◆ Task input

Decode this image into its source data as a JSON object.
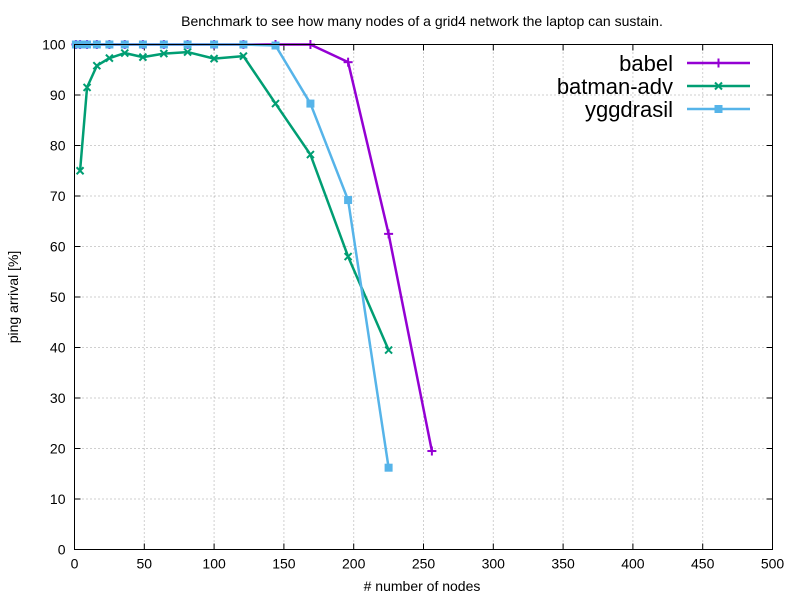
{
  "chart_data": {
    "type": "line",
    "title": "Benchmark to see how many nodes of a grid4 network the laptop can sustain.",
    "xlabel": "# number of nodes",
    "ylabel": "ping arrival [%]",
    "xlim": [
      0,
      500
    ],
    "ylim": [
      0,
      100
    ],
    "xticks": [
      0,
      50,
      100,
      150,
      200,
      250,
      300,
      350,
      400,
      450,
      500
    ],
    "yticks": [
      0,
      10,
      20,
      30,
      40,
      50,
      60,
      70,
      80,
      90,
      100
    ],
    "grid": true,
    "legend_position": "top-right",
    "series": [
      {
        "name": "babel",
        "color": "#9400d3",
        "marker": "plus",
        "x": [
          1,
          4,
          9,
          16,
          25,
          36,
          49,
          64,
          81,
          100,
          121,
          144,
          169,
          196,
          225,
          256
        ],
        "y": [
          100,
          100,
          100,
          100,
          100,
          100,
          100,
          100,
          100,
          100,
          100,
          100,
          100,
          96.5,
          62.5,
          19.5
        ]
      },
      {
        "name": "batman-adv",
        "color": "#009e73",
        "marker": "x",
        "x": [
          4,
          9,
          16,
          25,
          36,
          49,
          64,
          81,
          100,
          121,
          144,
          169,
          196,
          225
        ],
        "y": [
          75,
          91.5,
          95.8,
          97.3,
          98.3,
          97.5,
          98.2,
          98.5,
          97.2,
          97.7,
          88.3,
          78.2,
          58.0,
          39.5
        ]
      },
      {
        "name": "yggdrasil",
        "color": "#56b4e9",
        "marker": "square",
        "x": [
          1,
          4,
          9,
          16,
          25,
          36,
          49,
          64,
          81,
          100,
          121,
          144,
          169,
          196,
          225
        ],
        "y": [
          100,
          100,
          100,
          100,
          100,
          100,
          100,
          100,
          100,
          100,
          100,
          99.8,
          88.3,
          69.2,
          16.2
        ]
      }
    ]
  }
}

◆ Required work
Every entry should be returned exactly as written, minus the pictures.

◆ Result of the exercise
Decode this image into its source data as a JSON object.
{
  "chart_data": {
    "type": "line",
    "title": "Benchmark to see how many nodes of a grid4 network the laptop can sustain.",
    "xlabel": "# number of nodes",
    "ylabel": "ping arrival [%]",
    "xlim": [
      0,
      500
    ],
    "ylim": [
      0,
      100
    ],
    "xticks": [
      0,
      50,
      100,
      150,
      200,
      250,
      300,
      350,
      400,
      450,
      500
    ],
    "yticks": [
      0,
      10,
      20,
      30,
      40,
      50,
      60,
      70,
      80,
      90,
      100
    ],
    "grid": true,
    "legend_position": "top-right",
    "series": [
      {
        "name": "babel",
        "color": "#9400d3",
        "marker": "plus",
        "x": [
          1,
          4,
          9,
          16,
          25,
          36,
          49,
          64,
          81,
          100,
          121,
          144,
          169,
          196,
          225,
          256
        ],
        "y": [
          100,
          100,
          100,
          100,
          100,
          100,
          100,
          100,
          100,
          100,
          100,
          100,
          100,
          96.5,
          62.5,
          19.5
        ]
      },
      {
        "name": "batman-adv",
        "color": "#009e73",
        "marker": "x",
        "x": [
          4,
          9,
          16,
          25,
          36,
          49,
          64,
          81,
          100,
          121,
          144,
          169,
          196,
          225
        ],
        "y": [
          75,
          91.5,
          95.8,
          97.3,
          98.3,
          97.5,
          98.2,
          98.5,
          97.2,
          97.7,
          88.3,
          78.2,
          58.0,
          39.5
        ]
      },
      {
        "name": "yggdrasil",
        "color": "#56b4e9",
        "marker": "square",
        "x": [
          1,
          4,
          9,
          16,
          25,
          36,
          49,
          64,
          81,
          100,
          121,
          144,
          169,
          196,
          225
        ],
        "y": [
          100,
          100,
          100,
          100,
          100,
          100,
          100,
          100,
          100,
          100,
          100,
          99.8,
          88.3,
          69.2,
          16.2
        ]
      }
    ]
  }
}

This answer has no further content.